● YOUR TASK
All the data should come back exactly as it was given.

● INPUT MATERIAL
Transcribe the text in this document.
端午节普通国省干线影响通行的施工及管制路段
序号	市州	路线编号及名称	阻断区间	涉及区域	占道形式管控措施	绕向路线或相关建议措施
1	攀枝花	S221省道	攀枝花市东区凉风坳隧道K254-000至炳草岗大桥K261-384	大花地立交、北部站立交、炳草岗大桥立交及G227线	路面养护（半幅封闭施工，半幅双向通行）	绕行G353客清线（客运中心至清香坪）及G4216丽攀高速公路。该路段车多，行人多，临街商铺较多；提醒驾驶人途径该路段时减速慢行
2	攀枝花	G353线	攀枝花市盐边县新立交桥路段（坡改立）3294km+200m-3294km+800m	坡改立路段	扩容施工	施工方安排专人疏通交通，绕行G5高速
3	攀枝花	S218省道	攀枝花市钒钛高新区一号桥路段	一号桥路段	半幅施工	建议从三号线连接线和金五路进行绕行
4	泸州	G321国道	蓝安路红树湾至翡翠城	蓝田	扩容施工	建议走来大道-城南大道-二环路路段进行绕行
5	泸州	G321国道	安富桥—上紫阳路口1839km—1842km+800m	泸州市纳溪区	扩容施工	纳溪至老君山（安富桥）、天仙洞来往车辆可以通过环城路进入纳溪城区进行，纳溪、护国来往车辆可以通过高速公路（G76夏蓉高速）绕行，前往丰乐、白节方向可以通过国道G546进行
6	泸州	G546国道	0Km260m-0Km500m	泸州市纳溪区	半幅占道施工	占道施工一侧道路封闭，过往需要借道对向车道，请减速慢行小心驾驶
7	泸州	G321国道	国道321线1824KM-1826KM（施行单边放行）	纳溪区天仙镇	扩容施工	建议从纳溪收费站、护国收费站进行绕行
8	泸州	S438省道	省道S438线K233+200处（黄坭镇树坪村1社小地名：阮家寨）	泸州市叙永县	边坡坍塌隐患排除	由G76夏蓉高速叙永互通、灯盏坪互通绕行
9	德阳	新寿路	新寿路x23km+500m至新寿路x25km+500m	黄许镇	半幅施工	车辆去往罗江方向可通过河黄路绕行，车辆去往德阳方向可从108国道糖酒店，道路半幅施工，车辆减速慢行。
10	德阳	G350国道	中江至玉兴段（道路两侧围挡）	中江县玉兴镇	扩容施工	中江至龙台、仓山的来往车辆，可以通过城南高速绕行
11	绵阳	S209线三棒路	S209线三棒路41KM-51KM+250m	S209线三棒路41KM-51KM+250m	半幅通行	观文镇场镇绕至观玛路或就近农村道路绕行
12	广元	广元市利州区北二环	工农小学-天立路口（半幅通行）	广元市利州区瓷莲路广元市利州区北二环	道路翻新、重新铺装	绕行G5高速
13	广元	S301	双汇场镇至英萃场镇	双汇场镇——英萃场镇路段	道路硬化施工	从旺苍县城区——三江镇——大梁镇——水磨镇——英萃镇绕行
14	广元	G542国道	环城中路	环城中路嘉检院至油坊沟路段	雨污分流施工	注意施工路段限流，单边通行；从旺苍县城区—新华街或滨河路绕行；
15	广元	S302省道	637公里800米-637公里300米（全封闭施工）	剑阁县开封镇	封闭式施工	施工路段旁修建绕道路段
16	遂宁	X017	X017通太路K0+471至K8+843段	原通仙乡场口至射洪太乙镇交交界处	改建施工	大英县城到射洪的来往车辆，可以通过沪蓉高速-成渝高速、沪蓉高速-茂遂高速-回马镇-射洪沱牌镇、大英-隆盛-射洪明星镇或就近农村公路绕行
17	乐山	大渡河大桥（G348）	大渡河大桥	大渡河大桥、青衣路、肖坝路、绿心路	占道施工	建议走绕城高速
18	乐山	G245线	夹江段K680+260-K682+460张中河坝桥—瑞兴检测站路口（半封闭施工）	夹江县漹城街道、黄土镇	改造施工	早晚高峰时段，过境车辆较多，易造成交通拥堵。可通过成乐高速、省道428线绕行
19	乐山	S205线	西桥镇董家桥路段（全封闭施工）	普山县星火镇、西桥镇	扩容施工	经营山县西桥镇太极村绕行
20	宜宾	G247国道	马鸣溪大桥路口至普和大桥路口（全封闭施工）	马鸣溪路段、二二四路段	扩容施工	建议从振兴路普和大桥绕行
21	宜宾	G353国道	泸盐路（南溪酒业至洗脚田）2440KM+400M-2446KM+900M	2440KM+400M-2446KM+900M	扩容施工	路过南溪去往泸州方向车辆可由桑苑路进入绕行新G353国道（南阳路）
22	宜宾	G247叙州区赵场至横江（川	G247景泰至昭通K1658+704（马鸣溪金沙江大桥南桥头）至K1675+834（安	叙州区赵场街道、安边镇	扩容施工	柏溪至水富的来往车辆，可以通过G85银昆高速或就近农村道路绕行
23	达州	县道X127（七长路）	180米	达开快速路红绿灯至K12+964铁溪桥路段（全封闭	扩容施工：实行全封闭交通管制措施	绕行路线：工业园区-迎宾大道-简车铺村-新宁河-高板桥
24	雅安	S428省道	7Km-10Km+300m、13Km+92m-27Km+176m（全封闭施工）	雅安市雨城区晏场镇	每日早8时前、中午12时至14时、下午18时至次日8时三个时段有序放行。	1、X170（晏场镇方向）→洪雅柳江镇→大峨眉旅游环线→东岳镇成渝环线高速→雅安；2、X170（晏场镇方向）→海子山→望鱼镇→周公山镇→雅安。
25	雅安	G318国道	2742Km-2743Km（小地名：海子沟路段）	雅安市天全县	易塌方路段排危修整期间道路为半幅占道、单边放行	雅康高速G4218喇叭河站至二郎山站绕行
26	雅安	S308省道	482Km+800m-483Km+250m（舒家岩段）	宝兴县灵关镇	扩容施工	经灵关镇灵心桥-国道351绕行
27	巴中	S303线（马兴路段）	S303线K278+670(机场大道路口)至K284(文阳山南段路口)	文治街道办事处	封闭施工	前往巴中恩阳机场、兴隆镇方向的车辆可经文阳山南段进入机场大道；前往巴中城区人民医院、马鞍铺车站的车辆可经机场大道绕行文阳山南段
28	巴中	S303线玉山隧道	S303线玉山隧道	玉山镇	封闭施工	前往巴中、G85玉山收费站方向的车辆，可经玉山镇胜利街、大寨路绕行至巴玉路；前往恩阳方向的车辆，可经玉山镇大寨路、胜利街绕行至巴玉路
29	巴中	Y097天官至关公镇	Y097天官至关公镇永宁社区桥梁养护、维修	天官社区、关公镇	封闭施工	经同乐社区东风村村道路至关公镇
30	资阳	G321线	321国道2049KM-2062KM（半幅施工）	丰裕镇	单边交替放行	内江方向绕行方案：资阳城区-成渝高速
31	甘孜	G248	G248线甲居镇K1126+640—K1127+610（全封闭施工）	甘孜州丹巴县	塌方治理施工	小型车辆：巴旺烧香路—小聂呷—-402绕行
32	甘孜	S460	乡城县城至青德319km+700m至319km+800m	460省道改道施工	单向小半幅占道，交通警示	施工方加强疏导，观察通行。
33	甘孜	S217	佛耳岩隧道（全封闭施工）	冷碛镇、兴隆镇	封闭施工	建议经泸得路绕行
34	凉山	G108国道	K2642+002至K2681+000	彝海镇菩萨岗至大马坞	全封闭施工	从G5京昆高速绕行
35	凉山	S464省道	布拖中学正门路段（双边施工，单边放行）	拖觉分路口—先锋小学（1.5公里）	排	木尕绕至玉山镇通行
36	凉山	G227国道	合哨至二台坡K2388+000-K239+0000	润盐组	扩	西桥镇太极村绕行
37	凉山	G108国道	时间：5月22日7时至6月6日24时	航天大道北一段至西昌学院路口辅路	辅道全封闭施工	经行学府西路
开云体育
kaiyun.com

● FINAL RESULT
Transcribe the text in this document.
端午节普通国省干线影响通行的施工及管制路段
序号	市州	路线编号及名称	阻断区间	涉及区域	占道形式管控措施	绕向路线或相关建议措施
1	攀枝花	S221省道	攀枝花市东区凉风坳隧道K254-000至炳草岗大桥K261-384	大花地立交、北部站立交、炳草岗大桥立交及G227线	路面养护（半幅封闭施工，半幅双向通行）	绕行G353客清线（客运中心至清香坪）及G4216丽攀高速公路。该路段车多，行人多，临街商铺较多；提醒驾驶人途径该路段时减速慢行
2	攀枝花	G353线	攀枝花市盐边县新立交桥路段（坡改立）3294km+200m-3294km+800m	坡改立路段	扩容施工	施工方安排专人疏通交通，绕行G5高速
3	攀枝花	S218省道	攀枝花市钒钛高新区一号桥路段	一号桥路段	半幅施工	建议从三号线连接线和金五路进行绕行
4	泸州	G321国道	蓝安路红树湾至翡翠城	蓝田	扩容施工	建议走来大道-城南大道-二环路路段进行绕行
5	泸州	G321国道	安富桥—上紫阳路口1839km—1842km+800m	泸州市纳溪区	扩容施工	纳溪至老君山（安富桥）、天仙洞来往车辆可以通过环城路进入纳溪城区进行，纳溪、护国来往车辆可以通过高速公路（G76夏蓉高速）绕行，前往丰乐、白节方向可以通过国道G546进行
6	泸州	G546国道	0Km260m-0Km500m	泸州市纳溪区	半幅占道施工	占道施工一侧道路封闭，过往需要借道对向车道，请减速慢行小心驾驶
7	泸州	G321国道	国道321线1824KM-1826KM（施行单边放行）	纳溪区天仙镇	扩容施工	建议从纳溪收费站、护国收费站进行绕行
8	泸州	S438省道	省道S438线K233+200处（黄坭镇树坪村1社小地名：阮家寨）	泸州市叙永县	边坡坍塌隐患排除	由G76夏蓉高速叙永互通、灯盏坪互通绕行
9	德阳	新寿路	新寿路x23km+500m至新寿路x25km+500m	黄许镇	半幅施工	车辆去往罗江方向可通过河黄路绕行，车辆去往德阳方向可从108国道糖酒店，道路半幅施工，车辆减速慢行。
10	德阳	G350国道	中江至玉兴段（道路两侧围挡）	中江县玉兴镇	扩容施工	中江至龙台、仓山的来往车辆，可以通过城南高速绕行
11	绵阳	S209线三棒路	S209线三棒路41KM-51KM+250m	S209线三棒路41KM-51KM+250m	半幅通行	观文镇场镇绕至观玛路或就近农村道路绕行
12	广元	广元市利州区北二环	工农小学-天立路口（半幅通行）	广元市利州区瓷莲路广元市利州区北二环	道路翻新、重新铺装	绕行G5高速
13	广元	S301	双汇场镇至英萃场镇	双汇场镇——英萃场镇路段	道路硬化施工	从旺苍县城区——三江镇——大梁镇——水磨镇——英萃镇绕行
14	广元	G542国道	环城中路	环城中路嘉检院至油坊沟路段	雨污分流施工	注意施工路段限流，单边通行；从旺苍县城区—新华街或滨河路绕行；
15	广元	S302省道	637公里800米-637公里300米（全封闭施工）	剑阁县开封镇	封闭式施工	施工路段旁修建绕道路段
16	遂宁	X017	X017通太路K0+471至K8+843段	原通仙乡场口至射洪太乙镇交交界处	改建施工	大英县城到射洪的来往车辆，可以通过沪蓉高速-成渝高速、沪蓉高速-茂遂高速-回马镇-射洪沱牌镇、大英-隆盛-射洪明星镇或就近农村公路绕行
17	乐山	大渡河大桥（G348）	大渡河大桥	大渡河大桥、青衣路、肖坝路、绿心路	占道施工	建议走绕城高速
18	乐山	G245线	夹江段K680+260-K682+460张中河坝桥—瑞兴检测站路口（半封闭施工）	夹江县漹城街道、黄土镇	改造施工	早晚高峰时段，过境车辆较多，易造成交通拥堵。可通过成乐高速、省道428线绕行
19	乐山	S205线	西桥镇董家桥路段（全封闭施工）	普山县星火镇、西桥镇	扩容施工	经营山县西桥镇太极村绕行
20	宜宾	G247国道	马鸣溪大桥路口至普和大桥路口（全封闭施工）	马鸣溪路段、二二四路段	扩容施工	建议从振兴路普和大桥绕行
21	宜宾	G353国道	泸盐路（南溪酒业至洗脚田）2440KM+400M-2446KM+900M	2440KM+400M-2446KM+900M	扩容施工	路过南溪去往泸州方向车辆可由桑苑路进入绕行新G353国道（南阳路）
22	宜宾	G247叙州区赵场至横江（川	G247景泰至昭通K1658+704（马鸣溪金沙江大桥南桥头）至K1675+834（安	叙州区赵场街道、安边镇	扩容施工	柏溪至水富的来往车辆，可以通过G85银昆高速或就近农村道路绕行
23	达州	县道X127（七长路）	180米	达开快速路红绿灯至K12+964铁溪桥路段（全封闭	扩容施工：实行全封闭交通管制措施	绕行路线：工业园区-迎宾大道-简车铺村-新宁河-高板桥
24	雅安	S428省道	7Km-10Km+300m、13Km+92m-27Km+176m（全封闭施工）	雅安市雨城区晏场镇	每日早8时前、中午12时至14时、下午18时至次日8时三个时段有序放行。	1、X170（晏场镇方向）→洪雅柳江镇→大峨眉旅游环线→东岳镇成渝环线高速→雅安；2、X170（晏场镇方向）→海子山→望鱼镇→周公山镇→雅安。
25	雅安	G318国道	2742Km-2743Km（小地名：海子沟路段）	雅安市天全县	易塌方路段排危修整期间道路为半幅占道、单边放行	雅康高速G4218喇叭河站至二郎山站绕行
26	雅安	S308省道	482Km+800m-483Km+250m（舒家岩段）	宝兴县灵关镇	扩容施工	经灵关镇灵心桥-国道351绕行
27	巴中	S303线（马兴路段）	S303线K278+670(机场大道路口)至K284(文阳山南段路口)	文治街道办事处	封闭施工	前往巴中恩阳机场、兴隆镇方向的车辆可经文阳山南段进入机场大道；前往巴中城区人民医院、马鞍铺车站的车辆可经机场大道绕行文阳山南段
28	巴中	S303线玉山隧道	S303线玉山隧道	玉山镇	封闭施工	前往巴中、G85玉山收费站方向的车辆，可经玉山镇胜利街、大寨路绕行至巴玉路；前往恩阳方向的车辆，可经玉山镇大寨路、胜利街绕行至巴玉路
29	巴中	Y097天官至关公镇	Y097天官至关公镇永宁社区桥梁养护、维修	天官社区、关公镇	封闭施工	经同乐社区东风村村道路至关公镇
30	资阳	G321线	321国道2049KM-2062KM（半幅施工）	丰裕镇	单边交替放行	内江方向绕行方案：资阳城区-成渝高速
31	甘孜	G248	G248线甲居镇K1126+640—K1127+610（全封闭施工）	甘孜州丹巴县	塌方治理施工	小型车辆：巴旺烧香路—小聂呷—-402绕行
32	甘孜	S460	乡城县城至青德319km+700m至319km+800m	460省道改道施工	单向小半幅占道，交通警示	施工方加强疏导，观察通行。
33	甘孜	S217	佛耳岩隧道（全封闭施工）	冷碛镇、兴隆镇	封闭施工	建议经泸得路绕行
34	凉山	G108国道	K2642+002至K2681+000	彝海镇菩萨岗至大马坞	全封闭施工	从G5京昆高速绕行
35	凉山	S464省道	布拖中学正门路段（双边施工，单边放行）	拖觉分路口—先锋小学（1.5公里）	排	木尕绕至玉山镇通行
36	凉山	G227国道	合哨至二台坡K2388+000-K239+0000	润盐组	扩	西桥镇太极村绕行
37	凉山	G108国道	时间：5月22日7时至6月6日24时	航天大道北一段至西昌学院路口辅路	辅道全封闭施工	经行学府西路
开云体育
kaiyun.com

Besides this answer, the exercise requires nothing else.